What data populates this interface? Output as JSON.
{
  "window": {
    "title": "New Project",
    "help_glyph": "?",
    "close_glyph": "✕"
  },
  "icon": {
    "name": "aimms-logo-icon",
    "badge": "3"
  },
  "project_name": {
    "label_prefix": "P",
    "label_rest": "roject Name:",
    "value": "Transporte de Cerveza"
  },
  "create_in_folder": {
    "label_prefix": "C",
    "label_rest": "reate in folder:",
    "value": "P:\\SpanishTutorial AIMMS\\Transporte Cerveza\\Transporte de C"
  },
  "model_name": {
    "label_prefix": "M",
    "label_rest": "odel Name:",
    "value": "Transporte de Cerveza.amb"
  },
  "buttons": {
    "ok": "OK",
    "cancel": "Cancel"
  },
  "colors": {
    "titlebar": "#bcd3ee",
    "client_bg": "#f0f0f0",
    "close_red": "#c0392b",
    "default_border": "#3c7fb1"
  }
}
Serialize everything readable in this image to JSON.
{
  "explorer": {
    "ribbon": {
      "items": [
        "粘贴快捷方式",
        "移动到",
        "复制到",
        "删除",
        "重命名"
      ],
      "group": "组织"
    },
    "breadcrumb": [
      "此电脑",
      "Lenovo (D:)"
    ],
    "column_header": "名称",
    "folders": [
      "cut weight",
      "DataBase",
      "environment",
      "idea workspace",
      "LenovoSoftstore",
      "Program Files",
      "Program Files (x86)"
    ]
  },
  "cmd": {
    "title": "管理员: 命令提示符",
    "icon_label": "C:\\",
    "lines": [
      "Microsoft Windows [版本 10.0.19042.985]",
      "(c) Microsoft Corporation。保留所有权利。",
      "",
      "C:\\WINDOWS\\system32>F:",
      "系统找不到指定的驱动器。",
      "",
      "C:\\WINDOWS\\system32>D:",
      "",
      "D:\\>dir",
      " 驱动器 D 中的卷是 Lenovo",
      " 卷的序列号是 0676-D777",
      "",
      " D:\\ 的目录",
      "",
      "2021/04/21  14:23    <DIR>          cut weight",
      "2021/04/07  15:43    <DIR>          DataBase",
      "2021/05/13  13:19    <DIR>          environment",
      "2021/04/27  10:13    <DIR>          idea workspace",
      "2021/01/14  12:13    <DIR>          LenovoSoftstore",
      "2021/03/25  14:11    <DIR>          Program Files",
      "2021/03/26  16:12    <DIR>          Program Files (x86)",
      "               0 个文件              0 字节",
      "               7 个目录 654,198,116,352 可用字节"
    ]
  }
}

■ **Problem requirements**: Give an exact copy of all the data shown above.

■ **Exercise result**:
What data populates this interface? Output as JSON.
{
  "window": {
    "title": "New Project",
    "help_glyph": "?",
    "close_glyph": "✕"
  },
  "icon": {
    "name": "aimms-logo-icon",
    "badge": "3"
  },
  "project_name": {
    "label_prefix": "P",
    "label_rest": "roject Name:",
    "value": "Transporte de Cerveza"
  },
  "create_in_folder": {
    "label_prefix": "C",
    "label_rest": "reate in folder:",
    "value": "P:\\SpanishTutorial AIMMS\\Transporte Cerveza\\Transporte de C"
  },
  "model_name": {
    "label_prefix": "M",
    "label_rest": "odel Name:",
    "value": "Transporte de Cerveza.amb"
  },
  "buttons": {
    "ok": "OK",
    "cancel": "Cancel"
  },
  "colors": {
    "titlebar": "#bcd3ee",
    "client_bg": "#f0f0f0",
    "close_red": "#c0392b",
    "default_border": "#3c7fb1"
  }
}
Serialize everything readable in this image to JSON.
{
  "explorer": {
    "ribbon": {
      "items": [
        "粘贴快捷方式",
        "移动到",
        "复制到",
        "删除",
        "重命名"
      ],
      "group": "组织"
    },
    "breadcrumb": [
      "此电脑",
      "Lenovo (D:)"
    ],
    "column_header": "名称",
    "folders": [
      "cut weight",
      "DataBase",
      "environment",
      "idea workspace",
      "LenovoSoftstore",
      "Program Files",
      "Program Files (x86)"
    ]
  },
  "cmd": {
    "title": "管理员: 命令提示符",
    "icon_label": "C:\\",
    "lines": [
      "Microsoft Windows [版本 10.0.19042.985]",
      "(c) Microsoft Corporation。保留所有权利。",
      "",
      "C:\\WINDOWS\\system32>F:",
      "系统找不到指定的驱动器。",
      "",
      "C:\\WINDOWS\\system32>D:",
      "",
      "D:\\>dir",
      " 驱动器 D 中的卷是 Lenovo",
      " 卷的序列号是 0676-D777",
      "",
      " D:\\ 的目录",
      "",
      "2021/04/21  14:23    <DIR>          cut weight",
      "2021/04/07  15:43    <DIR>          DataBase",
      "2021/05/13  13:19    <DIR>          environment",
      "2021/04/27  10:13    <DIR>          idea workspace",
      "2021/01/14  12:13    <DIR>          LenovoSoftstore",
      "2021/03/25  14:11    <DIR>          Program Files",
      "2021/03/26  16:12    <DIR>          Program Files (x86)",
      "               0 个文件              0 字节",
      "               7 个目录 654,198,116,352 可用字节"
    ]
  }
}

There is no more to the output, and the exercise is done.